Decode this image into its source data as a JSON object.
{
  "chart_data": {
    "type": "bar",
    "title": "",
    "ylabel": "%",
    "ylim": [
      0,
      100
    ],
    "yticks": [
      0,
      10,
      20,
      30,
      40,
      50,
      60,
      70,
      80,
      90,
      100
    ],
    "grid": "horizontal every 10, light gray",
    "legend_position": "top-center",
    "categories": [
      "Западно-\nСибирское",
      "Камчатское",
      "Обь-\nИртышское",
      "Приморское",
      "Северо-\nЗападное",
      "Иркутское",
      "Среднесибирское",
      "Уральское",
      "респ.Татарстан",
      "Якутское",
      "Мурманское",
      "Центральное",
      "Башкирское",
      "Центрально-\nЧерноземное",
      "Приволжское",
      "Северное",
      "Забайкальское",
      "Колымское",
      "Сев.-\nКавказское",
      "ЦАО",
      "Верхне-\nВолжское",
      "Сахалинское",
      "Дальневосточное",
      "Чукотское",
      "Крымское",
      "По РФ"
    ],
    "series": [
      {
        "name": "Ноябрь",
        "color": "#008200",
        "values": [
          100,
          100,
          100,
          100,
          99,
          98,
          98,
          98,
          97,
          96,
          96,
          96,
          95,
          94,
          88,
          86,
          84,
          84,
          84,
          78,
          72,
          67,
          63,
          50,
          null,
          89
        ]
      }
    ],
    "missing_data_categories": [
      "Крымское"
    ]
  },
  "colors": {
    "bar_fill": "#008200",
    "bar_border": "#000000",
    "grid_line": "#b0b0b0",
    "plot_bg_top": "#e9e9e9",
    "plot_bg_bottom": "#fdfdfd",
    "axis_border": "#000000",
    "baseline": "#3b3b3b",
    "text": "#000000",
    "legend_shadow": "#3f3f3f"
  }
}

───

## Aim of the exercise
Print the complete listing again, exactly as it stands.

## Response to this task
Decode this image into its source data as a JSON object.
{
  "chart_data": {
    "type": "bar",
    "title": "",
    "ylabel": "%",
    "ylim": [
      0,
      100
    ],
    "yticks": [
      0,
      10,
      20,
      30,
      40,
      50,
      60,
      70,
      80,
      90,
      100
    ],
    "grid": "horizontal every 10, light gray",
    "legend_position": "top-center",
    "categories": [
      "Западно-\nСибирское",
      "Камчатское",
      "Обь-\nИртышское",
      "Приморское",
      "Северо-\nЗападное",
      "Иркутское",
      "Среднесибирское",
      "Уральское",
      "респ.Татарстан",
      "Якутское",
      "Мурманское",
      "Центральное",
      "Башкирское",
      "Центрально-\nЧерноземное",
      "Приволжское",
      "Северное",
      "Забайкальское",
      "Колымское",
      "Сев.-\nКавказское",
      "ЦАО",
      "Верхне-\nВолжское",
      "Сахалинское",
      "Дальневосточное",
      "Чукотское",
      "Крымское",
      "По РФ"
    ],
    "series": [
      {
        "name": "Ноябрь",
        "color": "#008200",
        "values": [
          100,
          100,
          100,
          100,
          99,
          98,
          98,
          98,
          97,
          96,
          96,
          96,
          95,
          94,
          88,
          86,
          84,
          84,
          84,
          78,
          72,
          67,
          63,
          50,
          null,
          89
        ]
      }
    ],
    "missing_data_categories": [
      "Крымское"
    ]
  },
  "colors": {
    "bar_fill": "#008200",
    "bar_border": "#000000",
    "grid_line": "#b0b0b0",
    "plot_bg_top": "#e9e9e9",
    "plot_bg_bottom": "#fdfdfd",
    "axis_border": "#000000",
    "baseline": "#3b3b3b",
    "text": "#000000",
    "legend_shadow": "#3f3f3f"
  }
}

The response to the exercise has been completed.